TASK GOAL
Every record here should be printed again exactly.

Stored data
---

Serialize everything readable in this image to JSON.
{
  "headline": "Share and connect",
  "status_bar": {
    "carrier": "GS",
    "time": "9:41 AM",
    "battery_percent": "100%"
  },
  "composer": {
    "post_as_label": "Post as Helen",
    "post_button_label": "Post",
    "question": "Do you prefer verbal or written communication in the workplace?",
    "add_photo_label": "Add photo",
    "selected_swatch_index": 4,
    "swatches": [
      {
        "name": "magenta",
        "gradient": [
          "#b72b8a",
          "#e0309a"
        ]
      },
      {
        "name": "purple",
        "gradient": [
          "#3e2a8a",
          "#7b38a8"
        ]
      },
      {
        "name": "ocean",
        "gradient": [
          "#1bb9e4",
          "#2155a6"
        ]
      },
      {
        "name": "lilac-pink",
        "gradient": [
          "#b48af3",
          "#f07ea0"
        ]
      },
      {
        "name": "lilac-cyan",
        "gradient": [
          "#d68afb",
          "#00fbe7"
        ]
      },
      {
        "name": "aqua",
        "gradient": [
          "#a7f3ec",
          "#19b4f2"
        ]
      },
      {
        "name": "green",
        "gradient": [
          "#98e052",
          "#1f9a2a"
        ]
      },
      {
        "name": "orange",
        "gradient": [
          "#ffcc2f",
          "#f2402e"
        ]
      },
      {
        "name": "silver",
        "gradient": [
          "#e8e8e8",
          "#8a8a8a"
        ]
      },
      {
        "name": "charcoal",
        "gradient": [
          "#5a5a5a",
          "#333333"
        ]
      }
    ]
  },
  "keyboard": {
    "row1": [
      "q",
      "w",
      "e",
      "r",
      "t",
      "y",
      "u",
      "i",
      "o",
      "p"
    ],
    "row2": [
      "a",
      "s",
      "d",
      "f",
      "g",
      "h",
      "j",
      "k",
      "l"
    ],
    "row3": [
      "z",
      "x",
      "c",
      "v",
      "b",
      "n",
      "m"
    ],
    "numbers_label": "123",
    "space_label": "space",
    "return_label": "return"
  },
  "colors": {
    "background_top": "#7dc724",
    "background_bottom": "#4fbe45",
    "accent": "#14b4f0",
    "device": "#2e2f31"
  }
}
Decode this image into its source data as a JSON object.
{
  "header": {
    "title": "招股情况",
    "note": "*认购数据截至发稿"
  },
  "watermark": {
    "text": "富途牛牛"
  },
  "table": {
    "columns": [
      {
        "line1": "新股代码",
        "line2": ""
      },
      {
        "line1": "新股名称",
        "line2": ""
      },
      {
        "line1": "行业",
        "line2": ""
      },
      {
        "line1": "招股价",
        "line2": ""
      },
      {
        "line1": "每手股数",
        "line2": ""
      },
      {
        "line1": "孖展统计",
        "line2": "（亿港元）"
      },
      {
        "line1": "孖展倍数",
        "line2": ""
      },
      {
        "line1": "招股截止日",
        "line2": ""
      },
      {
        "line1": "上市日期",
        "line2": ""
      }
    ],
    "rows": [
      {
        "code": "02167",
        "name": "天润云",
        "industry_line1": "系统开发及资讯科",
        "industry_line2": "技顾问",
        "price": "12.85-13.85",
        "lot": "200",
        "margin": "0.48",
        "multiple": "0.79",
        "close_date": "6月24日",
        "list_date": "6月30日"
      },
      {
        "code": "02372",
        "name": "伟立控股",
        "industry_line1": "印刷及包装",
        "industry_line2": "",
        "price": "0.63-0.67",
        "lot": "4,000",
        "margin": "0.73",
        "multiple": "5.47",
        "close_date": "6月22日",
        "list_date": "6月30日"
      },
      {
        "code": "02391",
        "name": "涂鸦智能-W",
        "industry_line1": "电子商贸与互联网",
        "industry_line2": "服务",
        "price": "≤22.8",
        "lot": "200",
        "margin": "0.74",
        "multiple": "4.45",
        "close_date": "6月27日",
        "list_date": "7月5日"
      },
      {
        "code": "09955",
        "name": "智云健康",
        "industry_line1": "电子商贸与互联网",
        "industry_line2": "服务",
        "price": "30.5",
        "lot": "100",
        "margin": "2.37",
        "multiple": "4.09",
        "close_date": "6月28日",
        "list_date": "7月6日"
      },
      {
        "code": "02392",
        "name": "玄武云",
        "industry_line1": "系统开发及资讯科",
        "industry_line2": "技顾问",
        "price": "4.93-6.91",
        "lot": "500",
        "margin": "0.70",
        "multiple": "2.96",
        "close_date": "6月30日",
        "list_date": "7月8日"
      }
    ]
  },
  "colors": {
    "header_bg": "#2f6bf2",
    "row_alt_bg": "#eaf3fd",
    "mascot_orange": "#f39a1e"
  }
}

---

RESPONSE FOR THIS EXERCISE
Serialize everything readable in this image to JSON.
{
  "headline": "Share and connect",
  "status_bar": {
    "carrier": "GS",
    "time": "9:41 AM",
    "battery_percent": "100%"
  },
  "composer": {
    "post_as_label": "Post as Helen",
    "post_button_label": "Post",
    "question": "Do you prefer verbal or written communication in the workplace?",
    "add_photo_label": "Add photo",
    "selected_swatch_index": 4,
    "swatches": [
      {
        "name": "magenta",
        "gradient": [
          "#b72b8a",
          "#e0309a"
        ]
      },
      {
        "name": "purple",
        "gradient": [
          "#3e2a8a",
          "#7b38a8"
        ]
      },
      {
        "name": "ocean",
        "gradient": [
          "#1bb9e4",
          "#2155a6"
        ]
      },
      {
        "name": "lilac-pink",
        "gradient": [
          "#b48af3",
          "#f07ea0"
        ]
      },
      {
        "name": "lilac-cyan",
        "gradient": [
          "#d68afb",
          "#00fbe7"
        ]
      },
      {
        "name": "aqua",
        "gradient": [
          "#a7f3ec",
          "#19b4f2"
        ]
      },
      {
        "name": "green",
        "gradient": [
          "#98e052",
          "#1f9a2a"
        ]
      },
      {
        "name": "orange",
        "gradient": [
          "#ffcc2f",
          "#f2402e"
        ]
      },
      {
        "name": "silver",
        "gradient": [
          "#e8e8e8",
          "#8a8a8a"
        ]
      },
      {
        "name": "charcoal",
        "gradient": [
          "#5a5a5a",
          "#333333"
        ]
      }
    ]
  },
  "keyboard": {
    "row1": [
      "q",
      "w",
      "e",
      "r",
      "t",
      "y",
      "u",
      "i",
      "o",
      "p"
    ],
    "row2": [
      "a",
      "s",
      "d",
      "f",
      "g",
      "h",
      "j",
      "k",
      "l"
    ],
    "row3": [
      "z",
      "x",
      "c",
      "v",
      "b",
      "n",
      "m"
    ],
    "numbers_label": "123",
    "space_label": "space",
    "return_label": "return"
  },
  "colors": {
    "background_top": "#7dc724",
    "background_bottom": "#4fbe45",
    "accent": "#14b4f0",
    "device": "#2e2f31"
  }
}
Decode this image into its source data as a JSON object.
{
  "header": {
    "title": "招股情况",
    "note": "*认购数据截至发稿"
  },
  "watermark": {
    "text": "富途牛牛"
  },
  "table": {
    "columns": [
      {
        "line1": "新股代码",
        "line2": ""
      },
      {
        "line1": "新股名称",
        "line2": ""
      },
      {
        "line1": "行业",
        "line2": ""
      },
      {
        "line1": "招股价",
        "line2": ""
      },
      {
        "line1": "每手股数",
        "line2": ""
      },
      {
        "line1": "孖展统计",
        "line2": "（亿港元）"
      },
      {
        "line1": "孖展倍数",
        "line2": ""
      },
      {
        "line1": "招股截止日",
        "line2": ""
      },
      {
        "line1": "上市日期",
        "line2": ""
      }
    ],
    "rows": [
      {
        "code": "02167",
        "name": "天润云",
        "industry_line1": "系统开发及资讯科",
        "industry_line2": "技顾问",
        "price": "12.85-13.85",
        "lot": "200",
        "margin": "0.48",
        "multiple": "0.79",
        "close_date": "6月24日",
        "list_date": "6月30日"
      },
      {
        "code": "02372",
        "name": "伟立控股",
        "industry_line1": "印刷及包装",
        "industry_line2": "",
        "price": "0.63-0.67",
        "lot": "4,000",
        "margin": "0.73",
        "multiple": "5.47",
        "close_date": "6月22日",
        "list_date": "6月30日"
      },
      {
        "code": "02391",
        "name": "涂鸦智能-W",
        "industry_line1": "电子商贸与互联网",
        "industry_line2": "服务",
        "price": "≤22.8",
        "lot": "200",
        "margin": "0.74",
        "multiple": "4.45",
        "close_date": "6月27日",
        "list_date": "7月5日"
      },
      {
        "code": "09955",
        "name": "智云健康",
        "industry_line1": "电子商贸与互联网",
        "industry_line2": "服务",
        "price": "30.5",
        "lot": "100",
        "margin": "2.37",
        "multiple": "4.09",
        "close_date": "6月28日",
        "list_date": "7月6日"
      },
      {
        "code": "02392",
        "name": "玄武云",
        "industry_line1": "系统开发及资讯科",
        "industry_line2": "技顾问",
        "price": "4.93-6.91",
        "lot": "500",
        "margin": "0.70",
        "multiple": "2.96",
        "close_date": "6月30日",
        "list_date": "7月8日"
      }
    ]
  },
  "colors": {
    "header_bg": "#2f6bf2",
    "row_alt_bg": "#eaf3fd",
    "mascot_orange": "#f39a1e"
  }
}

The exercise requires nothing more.